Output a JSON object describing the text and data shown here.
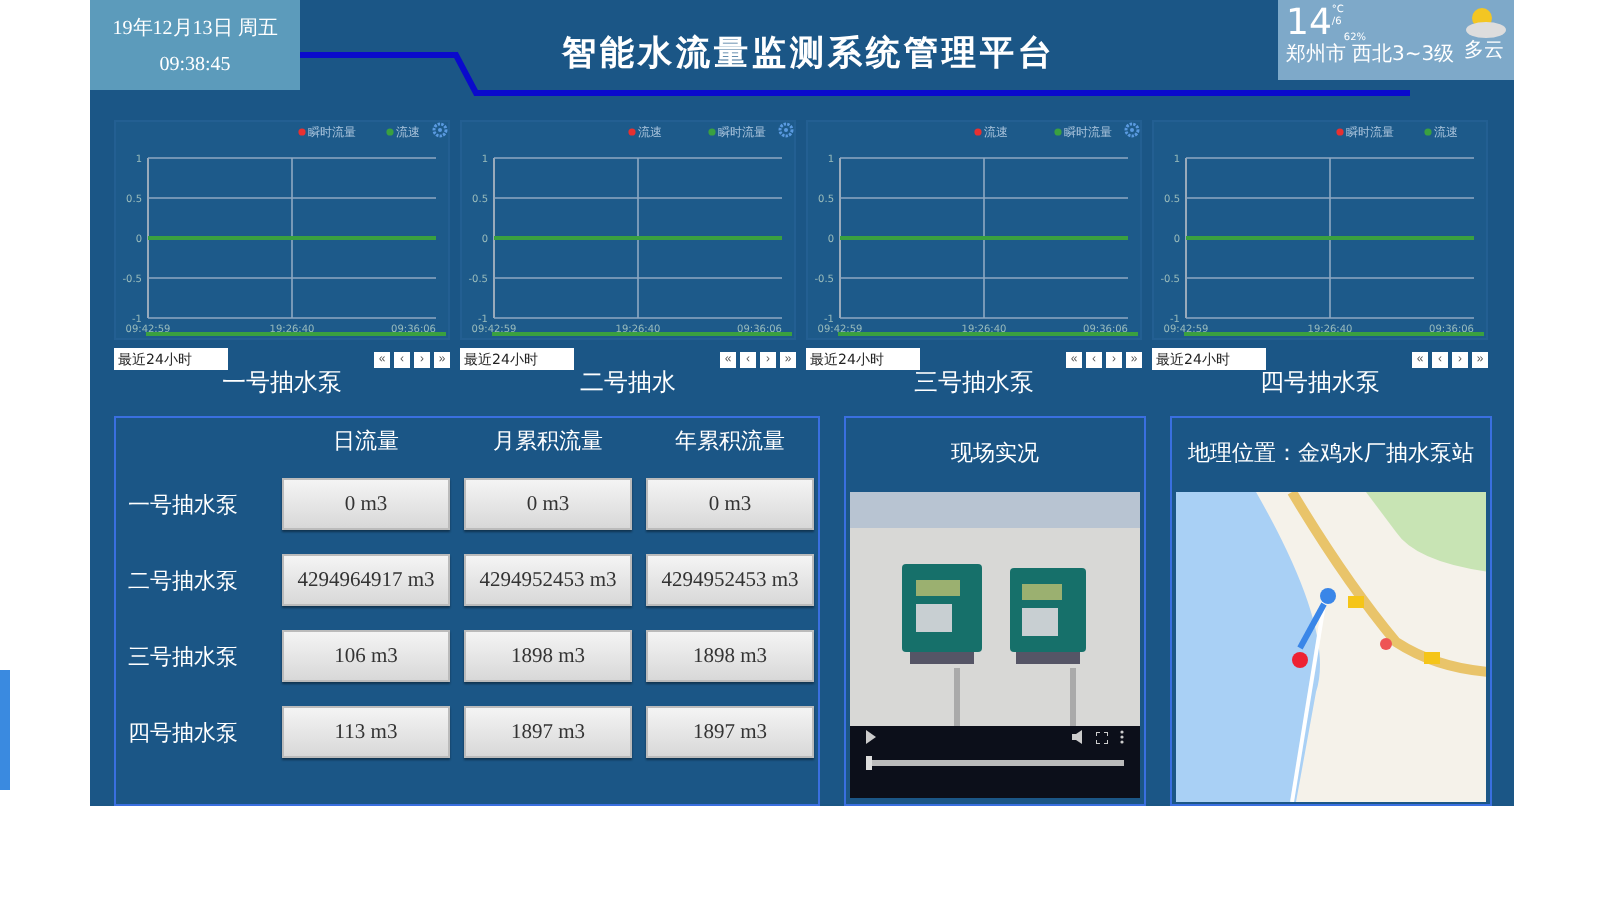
{
  "header": {
    "date": "19年12月13日 周五",
    "time": "09:38:45",
    "title": "智能水流量监测系统管理平台"
  },
  "weather": {
    "temperature": "14",
    "unit": "°C",
    "low": "/6",
    "humidity": "62%",
    "city": "郑州市",
    "wind": "西北3~3级",
    "condition": "多云"
  },
  "charts": [
    {
      "name": "一号抽水泵",
      "settings": true,
      "range": "最近24小时",
      "nav": [
        "«",
        "‹",
        "›",
        "»"
      ],
      "chart_data": {
        "type": "line",
        "grid": true,
        "categories": [
          "09:42:59",
          "19:26:40",
          "09:36:06"
        ],
        "ylim": [
          -1,
          1
        ],
        "yticks": [
          -1,
          -0.5,
          0,
          0.5,
          1
        ],
        "series": [
          {
            "name": "瞬时流量",
            "color": "#e83030",
            "values": [
              null,
              null,
              null
            ]
          },
          {
            "name": "流速",
            "color": "#3aa040",
            "values": [
              0,
              0,
              0
            ]
          }
        ]
      }
    },
    {
      "name": "二号抽水",
      "settings": true,
      "range": "最近24小时",
      "nav": [
        "«",
        "‹",
        "›",
        "»"
      ],
      "chart_data": {
        "type": "line",
        "grid": true,
        "categories": [
          "09:42:59",
          "19:26:40",
          "09:36:06"
        ],
        "ylim": [
          -1,
          1
        ],
        "yticks": [
          -1,
          -0.5,
          0,
          0.5,
          1
        ],
        "series": [
          {
            "name": "流速",
            "color": "#e83030",
            "values": [
              null,
              null,
              null
            ]
          },
          {
            "name": "瞬时流量",
            "color": "#3aa040",
            "values": [
              0,
              0,
              0
            ]
          }
        ]
      }
    },
    {
      "name": "三号抽水泵",
      "settings": true,
      "range": "最近24小时",
      "nav": [
        "«",
        "‹",
        "›",
        "»"
      ],
      "chart_data": {
        "type": "line",
        "grid": true,
        "categories": [
          "09:42:59",
          "19:26:40",
          "09:36:06"
        ],
        "ylim": [
          -1,
          1
        ],
        "yticks": [
          -1,
          -0.5,
          0,
          0.5,
          1
        ],
        "series": [
          {
            "name": "流速",
            "color": "#e83030",
            "values": [
              null,
              null,
              null
            ]
          },
          {
            "name": "瞬时流量",
            "color": "#3aa040",
            "values": [
              0,
              0,
              0
            ]
          }
        ]
      }
    },
    {
      "name": "四号抽水泵",
      "settings": false,
      "range": "最近24小时",
      "nav": [
        "«",
        "‹",
        "›",
        "»"
      ],
      "chart_data": {
        "type": "line",
        "grid": true,
        "categories": [
          "09:42:59",
          "19:26:40",
          "09:36:06"
        ],
        "ylim": [
          -1,
          1
        ],
        "yticks": [
          -1,
          -0.5,
          0,
          0.5,
          1
        ],
        "series": [
          {
            "name": "瞬时流量",
            "color": "#e83030",
            "values": [
              null,
              null,
              null
            ]
          },
          {
            "name": "流速",
            "color": "#3aa040",
            "values": [
              0,
              0,
              0
            ]
          }
        ]
      }
    }
  ],
  "table": {
    "columns": [
      "日流量",
      "月累积流量",
      "年累积流量"
    ],
    "rows": [
      {
        "name": "一号抽水泵",
        "cells": [
          "0 m3",
          "0 m3",
          "0 m3"
        ]
      },
      {
        "name": "二号抽水泵",
        "cells": [
          "4294964917 m3",
          "4294952453 m3",
          "4294952453 m3"
        ]
      },
      {
        "name": "三号抽水泵",
        "cells": [
          "106 m3",
          "1898 m3",
          "1898 m3"
        ]
      },
      {
        "name": "四号抽水泵",
        "cells": [
          "113 m3",
          "1897 m3",
          "1897 m3"
        ]
      }
    ]
  },
  "video": {
    "title": "现场实况",
    "kind": "picture",
    "progress": {
      "level": 0
    }
  },
  "map": {
    "title": "地理位置：金鸡水厂抽水泵站",
    "kind": "picture"
  }
}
##########
◆ TASK TO COMPLETE
Where a line above holds the string "title", show that line.

◆ THE RESPONSE
    "title": "智能水流量监测系统管理平台"
    "title": "现场实况",
    "title": "地理位置：金鸡水厂抽水泵站",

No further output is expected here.